■ Problem
Return each entry exactly, with none missing.

------ Records for the task

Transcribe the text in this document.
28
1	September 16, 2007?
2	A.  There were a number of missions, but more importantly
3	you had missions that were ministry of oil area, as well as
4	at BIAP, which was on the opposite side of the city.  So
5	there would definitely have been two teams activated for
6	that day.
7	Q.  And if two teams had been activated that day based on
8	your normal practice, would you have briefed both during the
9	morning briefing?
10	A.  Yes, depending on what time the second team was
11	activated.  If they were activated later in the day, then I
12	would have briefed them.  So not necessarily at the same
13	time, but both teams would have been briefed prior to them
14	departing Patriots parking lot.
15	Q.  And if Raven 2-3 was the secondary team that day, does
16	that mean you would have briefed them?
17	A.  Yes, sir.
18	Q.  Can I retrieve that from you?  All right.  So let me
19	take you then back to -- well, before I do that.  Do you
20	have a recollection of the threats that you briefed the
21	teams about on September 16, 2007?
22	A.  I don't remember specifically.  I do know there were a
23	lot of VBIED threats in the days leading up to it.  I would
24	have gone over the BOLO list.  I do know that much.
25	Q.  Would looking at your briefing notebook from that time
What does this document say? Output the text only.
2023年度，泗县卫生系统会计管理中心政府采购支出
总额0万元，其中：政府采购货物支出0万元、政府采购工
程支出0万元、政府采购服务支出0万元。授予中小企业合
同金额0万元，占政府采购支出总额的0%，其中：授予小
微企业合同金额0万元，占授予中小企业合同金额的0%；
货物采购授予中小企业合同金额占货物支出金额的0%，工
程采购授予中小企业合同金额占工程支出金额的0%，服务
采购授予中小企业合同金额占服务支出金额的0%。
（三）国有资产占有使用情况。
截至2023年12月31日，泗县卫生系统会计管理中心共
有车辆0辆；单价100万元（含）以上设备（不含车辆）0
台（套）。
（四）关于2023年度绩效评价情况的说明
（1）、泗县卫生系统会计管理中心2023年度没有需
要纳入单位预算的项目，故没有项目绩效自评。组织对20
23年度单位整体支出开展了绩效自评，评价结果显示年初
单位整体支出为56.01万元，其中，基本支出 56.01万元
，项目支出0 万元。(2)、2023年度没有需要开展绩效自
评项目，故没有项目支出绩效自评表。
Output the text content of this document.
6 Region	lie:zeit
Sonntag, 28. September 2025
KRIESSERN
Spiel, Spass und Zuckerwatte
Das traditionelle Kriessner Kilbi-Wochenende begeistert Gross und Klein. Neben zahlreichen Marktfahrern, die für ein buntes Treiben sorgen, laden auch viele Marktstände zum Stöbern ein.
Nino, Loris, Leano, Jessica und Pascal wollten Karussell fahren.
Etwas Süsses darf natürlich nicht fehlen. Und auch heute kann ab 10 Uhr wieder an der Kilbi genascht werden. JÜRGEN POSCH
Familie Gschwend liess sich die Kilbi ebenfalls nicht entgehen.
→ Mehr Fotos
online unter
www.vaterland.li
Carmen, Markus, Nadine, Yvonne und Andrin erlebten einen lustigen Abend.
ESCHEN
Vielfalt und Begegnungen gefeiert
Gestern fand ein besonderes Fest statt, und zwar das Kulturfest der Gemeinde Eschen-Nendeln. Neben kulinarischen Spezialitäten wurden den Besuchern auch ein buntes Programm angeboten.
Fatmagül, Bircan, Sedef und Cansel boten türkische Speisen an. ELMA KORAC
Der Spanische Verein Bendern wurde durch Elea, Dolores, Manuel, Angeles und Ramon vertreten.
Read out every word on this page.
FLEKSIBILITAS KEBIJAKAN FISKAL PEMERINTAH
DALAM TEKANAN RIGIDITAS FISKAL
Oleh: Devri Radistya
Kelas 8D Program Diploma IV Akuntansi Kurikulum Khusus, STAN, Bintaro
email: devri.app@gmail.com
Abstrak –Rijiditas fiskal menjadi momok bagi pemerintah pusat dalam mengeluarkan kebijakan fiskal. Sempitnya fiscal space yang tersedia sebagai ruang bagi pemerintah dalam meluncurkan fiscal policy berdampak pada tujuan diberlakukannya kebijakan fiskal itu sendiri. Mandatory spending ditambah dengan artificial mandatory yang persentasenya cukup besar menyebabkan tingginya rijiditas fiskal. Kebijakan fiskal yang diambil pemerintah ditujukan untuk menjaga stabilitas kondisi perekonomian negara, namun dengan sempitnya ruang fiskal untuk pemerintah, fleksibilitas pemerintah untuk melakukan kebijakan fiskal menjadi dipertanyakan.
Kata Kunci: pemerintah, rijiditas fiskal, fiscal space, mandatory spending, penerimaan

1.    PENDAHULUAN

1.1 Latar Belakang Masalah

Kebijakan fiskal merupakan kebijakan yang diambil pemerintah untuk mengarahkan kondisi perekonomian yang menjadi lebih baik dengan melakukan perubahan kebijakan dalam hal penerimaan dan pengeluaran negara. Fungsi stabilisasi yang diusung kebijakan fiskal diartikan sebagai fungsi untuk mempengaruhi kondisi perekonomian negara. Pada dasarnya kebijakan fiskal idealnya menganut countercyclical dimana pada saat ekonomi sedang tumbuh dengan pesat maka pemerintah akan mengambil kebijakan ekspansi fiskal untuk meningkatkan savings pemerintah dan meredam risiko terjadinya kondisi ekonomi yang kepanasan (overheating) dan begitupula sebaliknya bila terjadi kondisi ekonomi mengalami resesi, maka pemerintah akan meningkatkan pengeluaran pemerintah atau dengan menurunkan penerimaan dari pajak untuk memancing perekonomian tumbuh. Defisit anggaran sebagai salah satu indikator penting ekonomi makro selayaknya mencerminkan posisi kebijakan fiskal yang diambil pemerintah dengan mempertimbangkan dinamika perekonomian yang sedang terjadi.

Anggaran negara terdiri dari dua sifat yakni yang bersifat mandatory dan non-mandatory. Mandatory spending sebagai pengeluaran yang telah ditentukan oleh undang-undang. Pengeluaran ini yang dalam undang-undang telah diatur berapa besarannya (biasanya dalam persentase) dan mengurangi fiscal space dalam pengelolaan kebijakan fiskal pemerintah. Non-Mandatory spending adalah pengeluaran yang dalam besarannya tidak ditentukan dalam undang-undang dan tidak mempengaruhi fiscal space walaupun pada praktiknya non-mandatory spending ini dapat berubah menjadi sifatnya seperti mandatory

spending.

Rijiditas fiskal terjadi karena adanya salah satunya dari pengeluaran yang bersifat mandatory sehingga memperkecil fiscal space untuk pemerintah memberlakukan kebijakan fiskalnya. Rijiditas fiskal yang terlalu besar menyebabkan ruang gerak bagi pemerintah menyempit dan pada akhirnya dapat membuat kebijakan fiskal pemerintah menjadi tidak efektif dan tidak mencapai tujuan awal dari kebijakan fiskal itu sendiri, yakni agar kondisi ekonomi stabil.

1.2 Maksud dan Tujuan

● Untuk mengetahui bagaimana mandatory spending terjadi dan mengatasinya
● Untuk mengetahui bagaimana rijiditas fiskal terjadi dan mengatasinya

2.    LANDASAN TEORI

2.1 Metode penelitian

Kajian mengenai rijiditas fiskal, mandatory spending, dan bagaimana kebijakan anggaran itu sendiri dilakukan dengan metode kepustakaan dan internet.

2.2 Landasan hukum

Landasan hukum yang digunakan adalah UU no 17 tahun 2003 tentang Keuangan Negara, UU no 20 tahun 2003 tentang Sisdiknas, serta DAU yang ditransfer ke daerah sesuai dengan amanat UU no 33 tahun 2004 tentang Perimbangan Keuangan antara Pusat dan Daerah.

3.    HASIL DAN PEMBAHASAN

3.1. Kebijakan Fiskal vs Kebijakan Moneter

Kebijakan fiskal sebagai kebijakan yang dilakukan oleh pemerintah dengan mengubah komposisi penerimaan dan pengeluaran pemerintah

------------

■ Response to the exercise
Transcribe the text in this document.
28
1	September 16, 2007?
2	A.  There were a number of missions, but more importantly
3	you had missions that were ministry of oil area, as well as
4	at BIAP, which was on the opposite side of the city.  So
5	there would definitely have been two teams activated for
6	that day.
7	Q.  And if two teams had been activated that day based on
8	your normal practice, would you have briefed both during the
9	morning briefing?
10	A.  Yes, depending on what time the second team was
11	activated.  If they were activated later in the day, then I
12	would have briefed them.  So not necessarily at the same
13	time, but both teams would have been briefed prior to them
14	departing Patriots parking lot.
15	Q.  And if Raven 2-3 was the secondary team that day, does
16	that mean you would have briefed them?
17	A.  Yes, sir.
18	Q.  Can I retrieve that from you?  All right.  So let me
19	take you then back to -- well, before I do that.  Do you
20	have a recollection of the threats that you briefed the
21	teams about on September 16, 2007?
22	A.  I don't remember specifically.  I do know there were a
23	lot of VBIED threats in the days leading up to it.  I would
24	have gone over the BOLO list.  I do know that much.
25	Q.  Would looking at your briefing notebook from that time
What does this document say? Output the text only.
2023年度，泗县卫生系统会计管理中心政府采购支出
总额0万元，其中：政府采购货物支出0万元、政府采购工
程支出0万元、政府采购服务支出0万元。授予中小企业合
同金额0万元，占政府采购支出总额的0%，其中：授予小
微企业合同金额0万元，占授予中小企业合同金额的0%；
货物采购授予中小企业合同金额占货物支出金额的0%，工
程采购授予中小企业合同金额占工程支出金额的0%，服务
采购授予中小企业合同金额占服务支出金额的0%。
（三）国有资产占有使用情况。
截至2023年12月31日，泗县卫生系统会计管理中心共
有车辆0辆；单价100万元（含）以上设备（不含车辆）0
台（套）。
（四）关于2023年度绩效评价情况的说明
（1）、泗县卫生系统会计管理中心2023年度没有需
要纳入单位预算的项目，故没有项目绩效自评。组织对20
23年度单位整体支出开展了绩效自评，评价结果显示年初
单位整体支出为56.01万元，其中，基本支出 56.01万元
，项目支出0 万元。(2)、2023年度没有需要开展绩效自
评项目，故没有项目支出绩效自评表。
Output the text content of this document.
6 Region	lie:zeit
Sonntag, 28. September 2025
KRIESSERN
Spiel, Spass und Zuckerwatte
Das traditionelle Kriessner Kilbi-Wochenende begeistert Gross und Klein. Neben zahlreichen Marktfahrern, die für ein buntes Treiben sorgen, laden auch viele Marktstände zum Stöbern ein.
Nino, Loris, Leano, Jessica und Pascal wollten Karussell fahren.
Etwas Süsses darf natürlich nicht fehlen. Und auch heute kann ab 10 Uhr wieder an der Kilbi genascht werden. JÜRGEN POSCH
Familie Gschwend liess sich die Kilbi ebenfalls nicht entgehen.
→ Mehr Fotos
online unter
www.vaterland.li
Carmen, Markus, Nadine, Yvonne und Andrin erlebten einen lustigen Abend.
ESCHEN
Vielfalt und Begegnungen gefeiert
Gestern fand ein besonderes Fest statt, und zwar das Kulturfest der Gemeinde Eschen-Nendeln. Neben kulinarischen Spezialitäten wurden den Besuchern auch ein buntes Programm angeboten.
Fatmagül, Bircan, Sedef und Cansel boten türkische Speisen an. ELMA KORAC
Der Spanische Verein Bendern wurde durch Elea, Dolores, Manuel, Angeles und Ramon vertreten.
Read out every word on this page.
FLEKSIBILITAS KEBIJAKAN FISKAL PEMERINTAH
DALAM TEKANAN RIGIDITAS FISKAL
Oleh: Devri Radistya
Kelas 8D Program Diploma IV Akuntansi Kurikulum Khusus, STAN, Bintaro
email: devri.app@gmail.com
Abstrak –Rijiditas fiskal menjadi momok bagi pemerintah pusat dalam mengeluarkan kebijakan fiskal. Sempitnya fiscal space yang tersedia sebagai ruang bagi pemerintah dalam meluncurkan fiscal policy berdampak pada tujuan diberlakukannya kebijakan fiskal itu sendiri. Mandatory spending ditambah dengan artificial mandatory yang persentasenya cukup besar menyebabkan tingginya rijiditas fiskal. Kebijakan fiskal yang diambil pemerintah ditujukan untuk menjaga stabilitas kondisi perekonomian negara, namun dengan sempitnya ruang fiskal untuk pemerintah, fleksibilitas pemerintah untuk melakukan kebijakan fiskal menjadi dipertanyakan.
Kata Kunci: pemerintah, rijiditas fiskal, fiscal space, mandatory spending, penerimaan

1.    PENDAHULUAN

1.1 Latar Belakang Masalah

Kebijakan fiskal merupakan kebijakan yang diambil pemerintah untuk mengarahkan kondisi perekonomian yang menjadi lebih baik dengan melakukan perubahan kebijakan dalam hal penerimaan dan pengeluaran negara. Fungsi stabilisasi yang diusung kebijakan fiskal diartikan sebagai fungsi untuk mempengaruhi kondisi perekonomian negara. Pada dasarnya kebijakan fiskal idealnya menganut countercyclical dimana pada saat ekonomi sedang tumbuh dengan pesat maka pemerintah akan mengambil kebijakan ekspansi fiskal untuk meningkatkan savings pemerintah dan meredam risiko terjadinya kondisi ekonomi yang kepanasan (overheating) dan begitupula sebaliknya bila terjadi kondisi ekonomi mengalami resesi, maka pemerintah akan meningkatkan pengeluaran pemerintah atau dengan menurunkan penerimaan dari pajak untuk memancing perekonomian tumbuh. Defisit anggaran sebagai salah satu indikator penting ekonomi makro selayaknya mencerminkan posisi kebijakan fiskal yang diambil pemerintah dengan mempertimbangkan dinamika perekonomian yang sedang terjadi.

Anggaran negara terdiri dari dua sifat yakni yang bersifat mandatory dan non-mandatory. Mandatory spending sebagai pengeluaran yang telah ditentukan oleh undang-undang. Pengeluaran ini yang dalam undang-undang telah diatur berapa besarannya (biasanya dalam persentase) dan mengurangi fiscal space dalam pengelolaan kebijakan fiskal pemerintah. Non-Mandatory spending adalah pengeluaran yang dalam besarannya tidak ditentukan dalam undang-undang dan tidak mempengaruhi fiscal space walaupun pada praktiknya non-mandatory spending ini dapat berubah menjadi sifatnya seperti mandatory

spending.

Rijiditas fiskal terjadi karena adanya salah satunya dari pengeluaran yang bersifat mandatory sehingga memperkecil fiscal space untuk pemerintah memberlakukan kebijakan fiskalnya. Rijiditas fiskal yang terlalu besar menyebabkan ruang gerak bagi pemerintah menyempit dan pada akhirnya dapat membuat kebijakan fiskal pemerintah menjadi tidak efektif dan tidak mencapai tujuan awal dari kebijakan fiskal itu sendiri, yakni agar kondisi ekonomi stabil.

1.2 Maksud dan Tujuan

● Untuk mengetahui bagaimana mandatory spending terjadi dan mengatasinya
● Untuk mengetahui bagaimana rijiditas fiskal terjadi dan mengatasinya

2.    LANDASAN TEORI

2.1 Metode penelitian

Kajian mengenai rijiditas fiskal, mandatory spending, dan bagaimana kebijakan anggaran itu sendiri dilakukan dengan metode kepustakaan dan internet.

2.2 Landasan hukum

Landasan hukum yang digunakan adalah UU no 17 tahun 2003 tentang Keuangan Negara, UU no 20 tahun 2003 tentang Sisdiknas, serta DAU yang ditransfer ke daerah sesuai dengan amanat UU no 33 tahun 2004 tentang Perimbangan Keuangan antara Pusat dan Daerah.

3.    HASIL DAN PEMBAHASAN

3.1. Kebijakan Fiskal vs Kebijakan Moneter

Kebijakan fiskal sebagai kebijakan yang dilakukan oleh pemerintah dengan mengubah komposisi penerimaan dan pengeluaran pemerintah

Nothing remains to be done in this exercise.